Entries from a dataset
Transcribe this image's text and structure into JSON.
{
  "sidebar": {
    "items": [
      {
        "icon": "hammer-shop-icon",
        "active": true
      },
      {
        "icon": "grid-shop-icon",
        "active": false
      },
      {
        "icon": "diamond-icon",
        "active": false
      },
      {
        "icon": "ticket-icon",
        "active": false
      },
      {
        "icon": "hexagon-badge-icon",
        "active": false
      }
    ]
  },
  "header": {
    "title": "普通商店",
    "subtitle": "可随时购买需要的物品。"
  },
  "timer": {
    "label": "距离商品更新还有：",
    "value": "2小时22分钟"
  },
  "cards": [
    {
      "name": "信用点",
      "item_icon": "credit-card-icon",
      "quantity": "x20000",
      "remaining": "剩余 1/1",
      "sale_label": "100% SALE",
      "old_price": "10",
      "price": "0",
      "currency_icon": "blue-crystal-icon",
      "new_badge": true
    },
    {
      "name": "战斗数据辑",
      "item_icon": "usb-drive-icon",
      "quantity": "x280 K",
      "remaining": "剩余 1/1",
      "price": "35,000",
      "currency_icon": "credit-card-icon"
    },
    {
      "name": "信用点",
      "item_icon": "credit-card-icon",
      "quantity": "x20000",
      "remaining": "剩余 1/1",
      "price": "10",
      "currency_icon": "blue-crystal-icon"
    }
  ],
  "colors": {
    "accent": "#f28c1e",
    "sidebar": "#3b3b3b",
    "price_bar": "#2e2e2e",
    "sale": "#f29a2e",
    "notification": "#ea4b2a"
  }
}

WHAT THIS TASK INVOLVES:
Gather up, from the records above, each line where the word "crystal" appears.

ANSWER FOR THIS EXERCISE:
      "currency_icon": "blue-crystal-icon",
      "currency_icon": "blue-crystal-icon"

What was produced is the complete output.